• _Input material_:
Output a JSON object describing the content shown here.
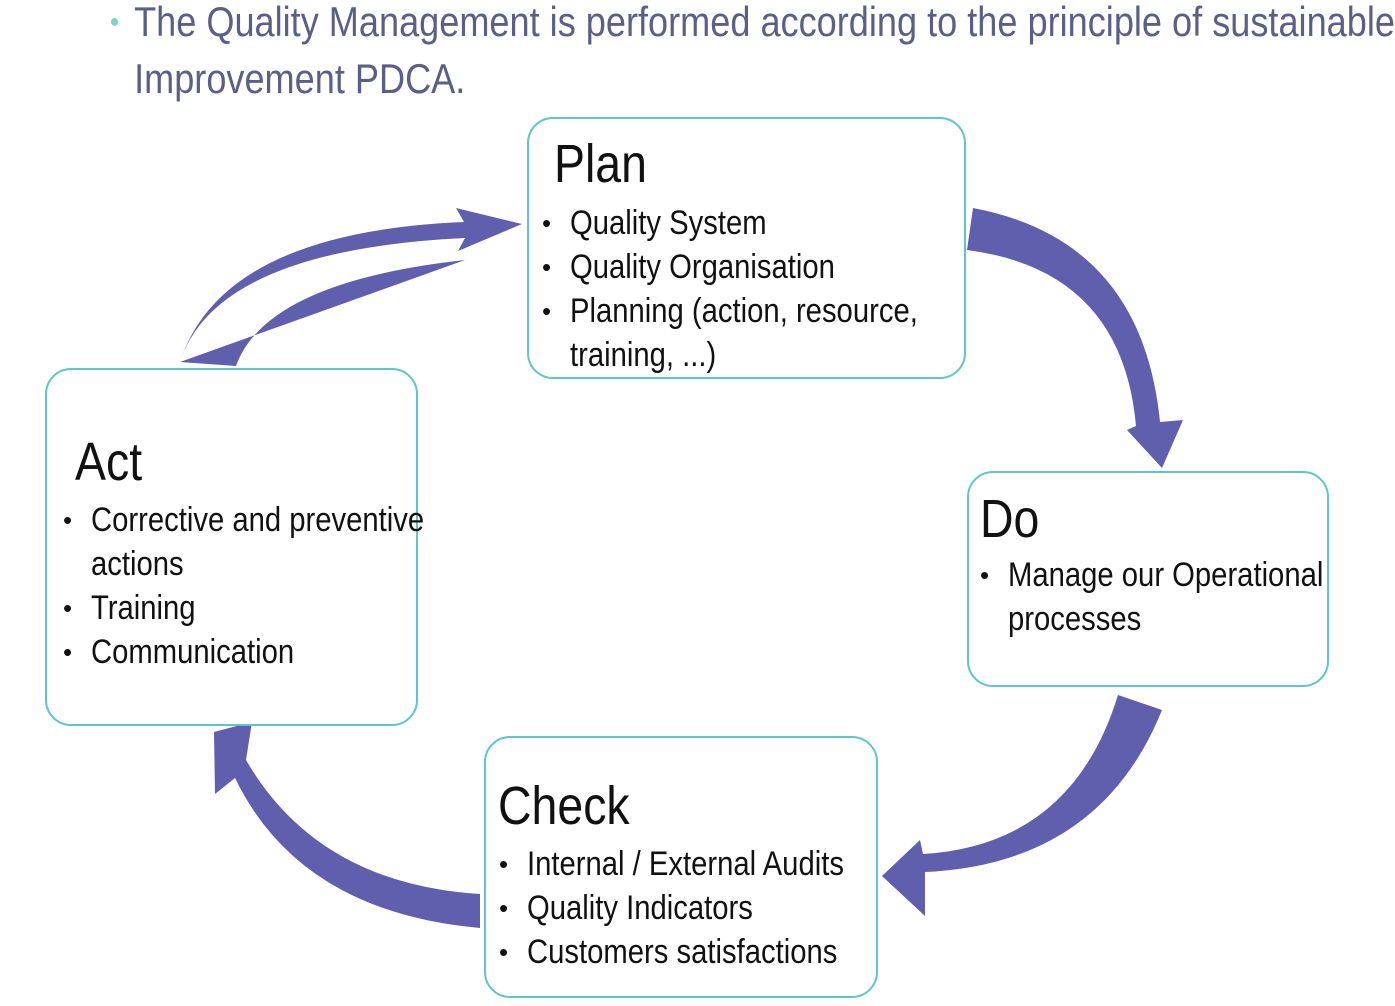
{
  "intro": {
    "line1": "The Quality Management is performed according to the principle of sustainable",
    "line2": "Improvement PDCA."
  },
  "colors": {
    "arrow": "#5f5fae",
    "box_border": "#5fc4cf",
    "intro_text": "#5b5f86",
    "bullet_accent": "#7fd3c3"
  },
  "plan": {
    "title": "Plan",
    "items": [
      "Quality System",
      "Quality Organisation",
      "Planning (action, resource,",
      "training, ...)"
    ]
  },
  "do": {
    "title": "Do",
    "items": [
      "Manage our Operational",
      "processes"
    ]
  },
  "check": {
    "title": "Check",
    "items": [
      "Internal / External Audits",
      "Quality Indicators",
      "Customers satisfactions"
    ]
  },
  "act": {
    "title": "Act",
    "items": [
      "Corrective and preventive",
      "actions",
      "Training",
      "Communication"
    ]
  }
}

---

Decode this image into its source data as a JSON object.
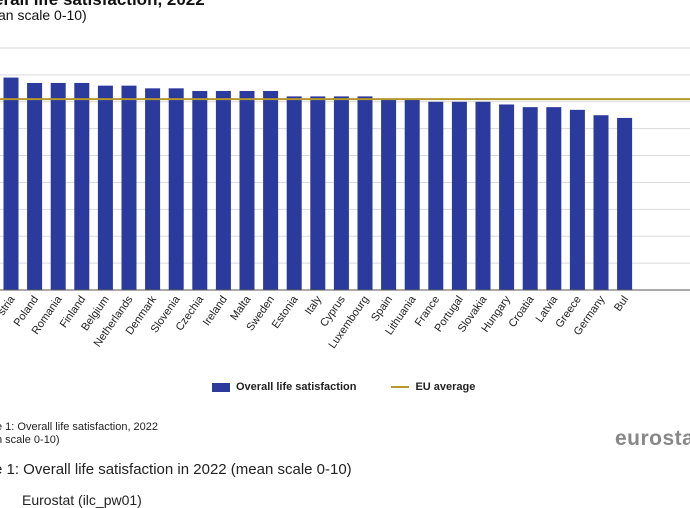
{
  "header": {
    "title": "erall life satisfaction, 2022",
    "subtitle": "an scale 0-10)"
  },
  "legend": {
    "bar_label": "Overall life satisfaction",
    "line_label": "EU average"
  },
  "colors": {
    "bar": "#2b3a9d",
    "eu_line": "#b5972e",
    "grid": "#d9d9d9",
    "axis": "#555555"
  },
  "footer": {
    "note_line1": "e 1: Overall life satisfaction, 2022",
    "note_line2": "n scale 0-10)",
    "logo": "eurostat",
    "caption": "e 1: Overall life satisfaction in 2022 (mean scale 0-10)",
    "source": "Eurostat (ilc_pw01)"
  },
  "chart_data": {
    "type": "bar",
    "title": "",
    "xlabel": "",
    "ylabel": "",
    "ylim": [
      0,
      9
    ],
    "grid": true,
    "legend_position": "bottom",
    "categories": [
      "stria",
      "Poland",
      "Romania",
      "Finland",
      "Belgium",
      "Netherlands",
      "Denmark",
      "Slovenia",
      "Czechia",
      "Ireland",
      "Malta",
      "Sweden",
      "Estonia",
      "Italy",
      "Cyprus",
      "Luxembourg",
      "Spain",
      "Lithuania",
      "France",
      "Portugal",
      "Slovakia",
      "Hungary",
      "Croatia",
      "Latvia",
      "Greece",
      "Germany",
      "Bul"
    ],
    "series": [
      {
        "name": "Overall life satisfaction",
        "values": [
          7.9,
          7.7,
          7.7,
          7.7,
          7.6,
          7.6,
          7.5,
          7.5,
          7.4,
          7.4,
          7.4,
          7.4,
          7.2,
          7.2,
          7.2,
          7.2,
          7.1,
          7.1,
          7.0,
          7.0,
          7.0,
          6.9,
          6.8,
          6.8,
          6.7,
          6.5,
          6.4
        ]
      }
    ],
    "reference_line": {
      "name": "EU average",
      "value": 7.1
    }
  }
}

• _Task brief_: Copy out every line of the data that includes "name".

• _Response below_:
        "name": "Overall life satisfaction",
      "name": "EU average",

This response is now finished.